Your answer should be one number: the count of lines in these entries that hold the word "adalah".

[Start Provided entries]

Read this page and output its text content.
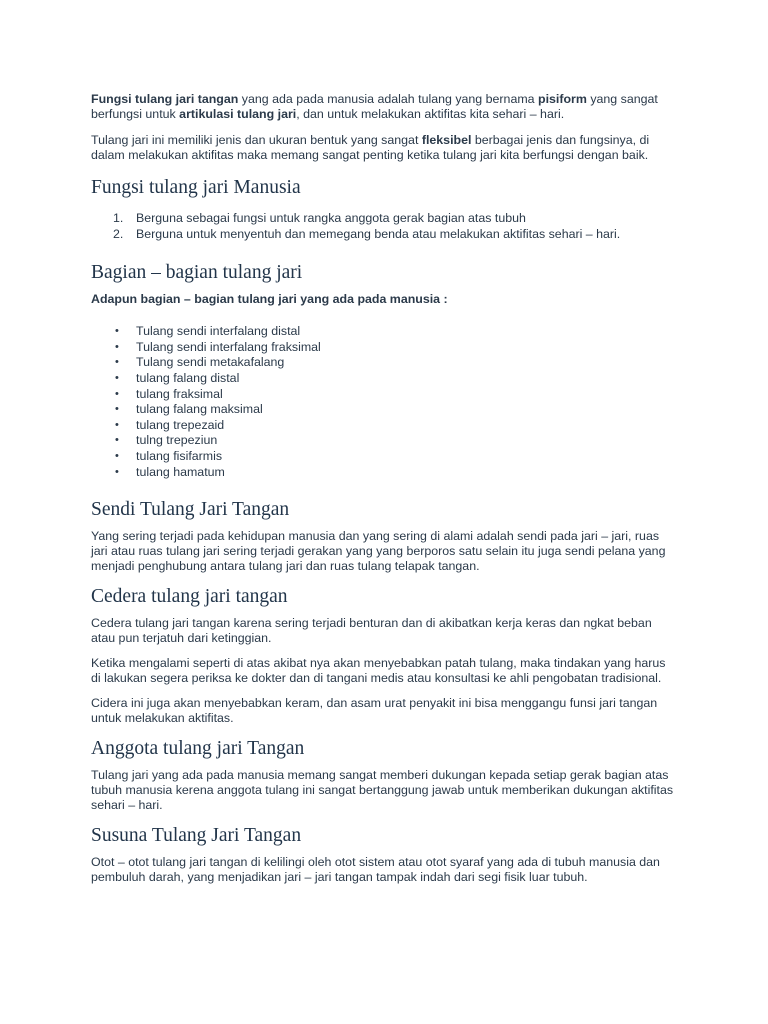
Fungsi tulang jari tangan yang ada pada manusia adalah tulang yang bernama pisiform yang sangat berfungsi untuk artikulasi tulang jari, dan untuk melakukan aktifitas kita sehari – hari.

Tulang jari ini memiliki jenis dan ukuran bentuk yang sangat fleksibel berbagai jenis dan fungsinya, di dalam melakukan aktifitas maka memang sangat penting ketika tulang jari kita berfungsi dengan baik.

Fungsi tulang jari Manusia
1. Berguna sebagai fungsi untuk rangka anggota gerak bagian atas tubuh
2. Berguna untuk menyentuh dan memegang benda atau melakukan aktifitas sehari – hari.
Bagian – bagian tulang jari

Adapun bagian – bagian tulang jari yang ada pada manusia :

• Tulang sendi interfalang distal
• Tulang sendi interfalang fraksimal
• Tulang sendi metakafalang
• tulang falang distal
• tulang fraksimal
• tulang falang maksimal
• tulang trepezaid
• tulng trepeziun
• tulang fisifarmis
• tulang hamatum
Sendi Tulang Jari Tangan

Yang sering terjadi pada kehidupan manusia dan yang sering di alami adalah sendi pada jari – jari, ruas jari atau ruas tulang jari sering terjadi gerakan yang yang berporos satu selain itu juga sendi pelana yang menjadi penghubung antara tulang jari dan ruas tulang telapak tangan.

Cedera tulang jari tangan

Cedera tulang jari tangan karena sering terjadi benturan dan di akibatkan kerja keras dan ngkat beban atau pun terjatuh dari ketinggian.

Ketika mengalami seperti di atas akibat nya akan menyebabkan patah tulang, maka tindakan yang harus di lakukan segera periksa ke dokter dan di tangani medis atau konsultasi ke ahli pengobatan tradisional.

Cidera ini juga akan menyebabkan keram, dan asam urat penyakit ini bisa menggangu funsi jari tangan untuk melakukan aktifitas.

Anggota tulang jari Tangan

Tulang jari yang ada pada manusia memang sangat memberi dukungan kepada setiap gerak bagian atas tubuh manusia kerena anggota tulang ini sangat bertanggung jawab untuk memberikan dukungan aktifitas sehari – hari.

Susuna Tulang Jari Tangan

Otot – otot tulang jari tangan di kelilingi oleh otot sistem atau otot syaraf yang ada di tubuh manusia dan pembuluh darah, yang menjadikan jari – jari tangan tampak indah dari segi fisik luar tubuh.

[End Provided entries]

# [Result]
2